[Figure record listings]
= = = =

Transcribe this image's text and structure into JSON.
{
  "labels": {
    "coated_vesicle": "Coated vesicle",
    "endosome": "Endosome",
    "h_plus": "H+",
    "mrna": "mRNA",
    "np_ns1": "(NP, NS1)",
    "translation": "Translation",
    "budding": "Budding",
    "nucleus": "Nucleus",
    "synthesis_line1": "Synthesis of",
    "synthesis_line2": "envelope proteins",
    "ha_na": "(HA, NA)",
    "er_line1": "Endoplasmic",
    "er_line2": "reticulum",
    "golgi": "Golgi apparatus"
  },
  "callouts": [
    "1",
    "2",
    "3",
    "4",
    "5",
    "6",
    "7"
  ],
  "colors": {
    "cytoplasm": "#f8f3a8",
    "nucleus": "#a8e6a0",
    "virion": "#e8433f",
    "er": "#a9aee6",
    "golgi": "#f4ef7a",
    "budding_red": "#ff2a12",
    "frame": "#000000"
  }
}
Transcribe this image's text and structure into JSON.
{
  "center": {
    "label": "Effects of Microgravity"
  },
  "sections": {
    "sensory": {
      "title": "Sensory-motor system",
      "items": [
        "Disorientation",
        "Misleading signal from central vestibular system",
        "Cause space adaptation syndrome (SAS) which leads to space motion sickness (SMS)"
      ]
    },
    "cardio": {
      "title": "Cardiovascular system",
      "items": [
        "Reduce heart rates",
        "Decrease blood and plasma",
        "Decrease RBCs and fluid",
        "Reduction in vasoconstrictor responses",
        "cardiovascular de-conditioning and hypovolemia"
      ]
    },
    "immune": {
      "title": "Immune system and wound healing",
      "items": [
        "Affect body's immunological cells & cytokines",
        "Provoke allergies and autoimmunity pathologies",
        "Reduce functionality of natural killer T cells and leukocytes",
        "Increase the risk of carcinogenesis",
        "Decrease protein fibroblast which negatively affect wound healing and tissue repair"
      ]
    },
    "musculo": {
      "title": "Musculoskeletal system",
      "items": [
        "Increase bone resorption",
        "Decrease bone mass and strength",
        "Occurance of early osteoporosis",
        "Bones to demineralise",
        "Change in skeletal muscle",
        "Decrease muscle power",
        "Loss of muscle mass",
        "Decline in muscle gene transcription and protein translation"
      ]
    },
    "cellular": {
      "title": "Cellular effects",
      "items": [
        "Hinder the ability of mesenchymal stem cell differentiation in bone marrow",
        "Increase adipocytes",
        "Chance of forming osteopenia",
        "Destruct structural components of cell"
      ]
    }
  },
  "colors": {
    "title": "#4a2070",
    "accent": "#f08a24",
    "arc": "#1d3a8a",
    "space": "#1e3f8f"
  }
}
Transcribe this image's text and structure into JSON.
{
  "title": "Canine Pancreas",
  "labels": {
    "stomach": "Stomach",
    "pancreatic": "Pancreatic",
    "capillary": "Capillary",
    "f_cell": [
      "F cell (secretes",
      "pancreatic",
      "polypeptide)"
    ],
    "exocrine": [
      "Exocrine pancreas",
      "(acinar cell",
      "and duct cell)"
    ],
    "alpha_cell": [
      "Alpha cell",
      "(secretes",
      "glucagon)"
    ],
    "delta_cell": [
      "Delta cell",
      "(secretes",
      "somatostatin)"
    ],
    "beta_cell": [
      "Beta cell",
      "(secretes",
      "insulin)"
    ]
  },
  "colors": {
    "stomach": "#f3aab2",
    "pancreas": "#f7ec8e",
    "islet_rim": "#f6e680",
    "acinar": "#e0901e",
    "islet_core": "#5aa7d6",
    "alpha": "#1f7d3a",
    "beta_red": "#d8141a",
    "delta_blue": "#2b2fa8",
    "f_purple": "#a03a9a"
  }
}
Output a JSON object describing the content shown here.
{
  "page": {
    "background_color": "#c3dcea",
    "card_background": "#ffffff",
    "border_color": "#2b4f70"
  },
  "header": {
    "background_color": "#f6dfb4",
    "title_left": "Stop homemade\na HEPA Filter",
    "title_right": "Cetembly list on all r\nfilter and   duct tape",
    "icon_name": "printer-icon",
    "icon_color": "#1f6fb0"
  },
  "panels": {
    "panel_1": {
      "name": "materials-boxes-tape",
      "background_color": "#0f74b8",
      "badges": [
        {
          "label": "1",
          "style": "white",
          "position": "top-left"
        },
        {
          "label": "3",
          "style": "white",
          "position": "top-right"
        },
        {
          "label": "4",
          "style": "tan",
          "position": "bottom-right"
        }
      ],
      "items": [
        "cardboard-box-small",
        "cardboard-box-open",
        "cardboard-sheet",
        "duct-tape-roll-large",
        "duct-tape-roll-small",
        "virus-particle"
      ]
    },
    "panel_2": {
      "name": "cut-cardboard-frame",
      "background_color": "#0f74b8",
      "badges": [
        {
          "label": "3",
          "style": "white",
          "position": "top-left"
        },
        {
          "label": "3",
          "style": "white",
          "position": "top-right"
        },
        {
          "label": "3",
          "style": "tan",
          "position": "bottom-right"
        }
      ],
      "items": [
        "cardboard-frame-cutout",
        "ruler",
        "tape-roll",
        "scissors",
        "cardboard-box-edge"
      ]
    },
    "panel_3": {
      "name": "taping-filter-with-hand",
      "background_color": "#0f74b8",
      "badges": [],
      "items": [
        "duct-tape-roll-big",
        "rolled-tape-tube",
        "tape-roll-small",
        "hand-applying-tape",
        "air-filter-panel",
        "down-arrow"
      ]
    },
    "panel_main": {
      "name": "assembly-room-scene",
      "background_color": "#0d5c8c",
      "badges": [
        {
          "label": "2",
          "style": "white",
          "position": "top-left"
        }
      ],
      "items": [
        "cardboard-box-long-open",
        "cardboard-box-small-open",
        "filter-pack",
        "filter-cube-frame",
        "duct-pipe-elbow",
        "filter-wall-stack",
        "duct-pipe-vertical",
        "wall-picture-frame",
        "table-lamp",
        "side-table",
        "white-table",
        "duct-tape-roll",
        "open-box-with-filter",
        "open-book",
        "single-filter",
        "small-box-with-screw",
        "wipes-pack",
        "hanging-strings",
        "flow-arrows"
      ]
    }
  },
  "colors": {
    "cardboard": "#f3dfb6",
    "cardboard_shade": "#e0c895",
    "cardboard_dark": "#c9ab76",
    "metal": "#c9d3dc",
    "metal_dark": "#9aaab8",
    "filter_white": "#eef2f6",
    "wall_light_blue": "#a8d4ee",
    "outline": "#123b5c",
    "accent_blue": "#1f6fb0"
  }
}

= = = =

ABOUT THIS EXERCISE
The entries above must be transcribed word for word.

OUTPUT OF THE EXERCISE
Transcribe this image's text and structure into JSON.
{
  "labels": {
    "coated_vesicle": "Coated vesicle",
    "endosome": "Endosome",
    "h_plus": "H+",
    "mrna": "mRNA",
    "np_ns1": "(NP, NS1)",
    "translation": "Translation",
    "budding": "Budding",
    "nucleus": "Nucleus",
    "synthesis_line1": "Synthesis of",
    "synthesis_line2": "envelope proteins",
    "ha_na": "(HA, NA)",
    "er_line1": "Endoplasmic",
    "er_line2": "reticulum",
    "golgi": "Golgi apparatus"
  },
  "callouts": [
    "1",
    "2",
    "3",
    "4",
    "5",
    "6",
    "7"
  ],
  "colors": {
    "cytoplasm": "#f8f3a8",
    "nucleus": "#a8e6a0",
    "virion": "#e8433f",
    "er": "#a9aee6",
    "golgi": "#f4ef7a",
    "budding_red": "#ff2a12",
    "frame": "#000000"
  }
}
Transcribe this image's text and structure into JSON.
{
  "center": {
    "label": "Effects of Microgravity"
  },
  "sections": {
    "sensory": {
      "title": "Sensory-motor system",
      "items": [
        "Disorientation",
        "Misleading signal from central vestibular system",
        "Cause space adaptation syndrome (SAS) which leads to space motion sickness (SMS)"
      ]
    },
    "cardio": {
      "title": "Cardiovascular system",
      "items": [
        "Reduce heart rates",
        "Decrease blood and plasma",
        "Decrease RBCs and fluid",
        "Reduction in vasoconstrictor responses",
        "cardiovascular de-conditioning and hypovolemia"
      ]
    },
    "immune": {
      "title": "Immune system and wound healing",
      "items": [
        "Affect body's immunological cells & cytokines",
        "Provoke allergies and autoimmunity pathologies",
        "Reduce functionality of natural killer T cells and leukocytes",
        "Increase the risk of carcinogenesis",
        "Decrease protein fibroblast which negatively affect wound healing and tissue repair"
      ]
    },
    "musculo": {
      "title": "Musculoskeletal system",
      "items": [
        "Increase bone resorption",
        "Decrease bone mass and strength",
        "Occurance of early osteoporosis",
        "Bones to demineralise",
        "Change in skeletal muscle",
        "Decrease muscle power",
        "Loss of muscle mass",
        "Decline in muscle gene transcription and protein translation"
      ]
    },
    "cellular": {
      "title": "Cellular effects",
      "items": [
        "Hinder the ability of mesenchymal stem cell differentiation in bone marrow",
        "Increase adipocytes",
        "Chance of forming osteopenia",
        "Destruct structural components of cell"
      ]
    }
  },
  "colors": {
    "title": "#4a2070",
    "accent": "#f08a24",
    "arc": "#1d3a8a",
    "space": "#1e3f8f"
  }
}
Transcribe this image's text and structure into JSON.
{
  "title": "Canine Pancreas",
  "labels": {
    "stomach": "Stomach",
    "pancreatic": "Pancreatic",
    "capillary": "Capillary",
    "f_cell": [
      "F cell (secretes",
      "pancreatic",
      "polypeptide)"
    ],
    "exocrine": [
      "Exocrine pancreas",
      "(acinar cell",
      "and duct cell)"
    ],
    "alpha_cell": [
      "Alpha cell",
      "(secretes",
      "glucagon)"
    ],
    "delta_cell": [
      "Delta cell",
      "(secretes",
      "somatostatin)"
    ],
    "beta_cell": [
      "Beta cell",
      "(secretes",
      "insulin)"
    ]
  },
  "colors": {
    "stomach": "#f3aab2",
    "pancreas": "#f7ec8e",
    "islet_rim": "#f6e680",
    "acinar": "#e0901e",
    "islet_core": "#5aa7d6",
    "alpha": "#1f7d3a",
    "beta_red": "#d8141a",
    "delta_blue": "#2b2fa8",
    "f_purple": "#a03a9a"
  }
}
Output a JSON object describing the content shown here.
{
  "page": {
    "background_color": "#c3dcea",
    "card_background": "#ffffff",
    "border_color": "#2b4f70"
  },
  "header": {
    "background_color": "#f6dfb4",
    "title_left": "Stop homemade\na HEPA Filter",
    "title_right": "Cetembly list on all r\nfilter and   duct tape",
    "icon_name": "printer-icon",
    "icon_color": "#1f6fb0"
  },
  "panels": {
    "panel_1": {
      "name": "materials-boxes-tape",
      "background_color": "#0f74b8",
      "badges": [
        {
          "label": "1",
          "style": "white",
          "position": "top-left"
        },
        {
          "label": "3",
          "style": "white",
          "position": "top-right"
        },
        {
          "label": "4",
          "style": "tan",
          "position": "bottom-right"
        }
      ],
      "items": [
        "cardboard-box-small",
        "cardboard-box-open",
        "cardboard-sheet",
        "duct-tape-roll-large",
        "duct-tape-roll-small",
        "virus-particle"
      ]
    },
    "panel_2": {
      "name": "cut-cardboard-frame",
      "background_color": "#0f74b8",
      "badges": [
        {
          "label": "3",
          "style": "white",
          "position": "top-left"
        },
        {
          "label": "3",
          "style": "white",
          "position": "top-right"
        },
        {
          "label": "3",
          "style": "tan",
          "position": "bottom-right"
        }
      ],
      "items": [
        "cardboard-frame-cutout",
        "ruler",
        "tape-roll",
        "scissors",
        "cardboard-box-edge"
      ]
    },
    "panel_3": {
      "name": "taping-filter-with-hand",
      "background_color": "#0f74b8",
      "badges": [],
      "items": [
        "duct-tape-roll-big",
        "rolled-tape-tube",
        "tape-roll-small",
        "hand-applying-tape",
        "air-filter-panel",
        "down-arrow"
      ]
    },
    "panel_main": {
      "name": "assembly-room-scene",
      "background_color": "#0d5c8c",
      "badges": [
        {
          "label": "2",
          "style": "white",
          "position": "top-left"
        }
      ],
      "items": [
        "cardboard-box-long-open",
        "cardboard-box-small-open",
        "filter-pack",
        "filter-cube-frame",
        "duct-pipe-elbow",
        "filter-wall-stack",
        "duct-pipe-vertical",
        "wall-picture-frame",
        "table-lamp",
        "side-table",
        "white-table",
        "duct-tape-roll",
        "open-box-with-filter",
        "open-book",
        "single-filter",
        "small-box-with-screw",
        "wipes-pack",
        "hanging-strings",
        "flow-arrows"
      ]
    }
  },
  "colors": {
    "cardboard": "#f3dfb6",
    "cardboard_shade": "#e0c895",
    "cardboard_dark": "#c9ab76",
    "metal": "#c9d3dc",
    "metal_dark": "#9aaab8",
    "filter_white": "#eef2f6",
    "wall_light_blue": "#a8d4ee",
    "outline": "#123b5c",
    "accent_blue": "#1f6fb0"
  }
}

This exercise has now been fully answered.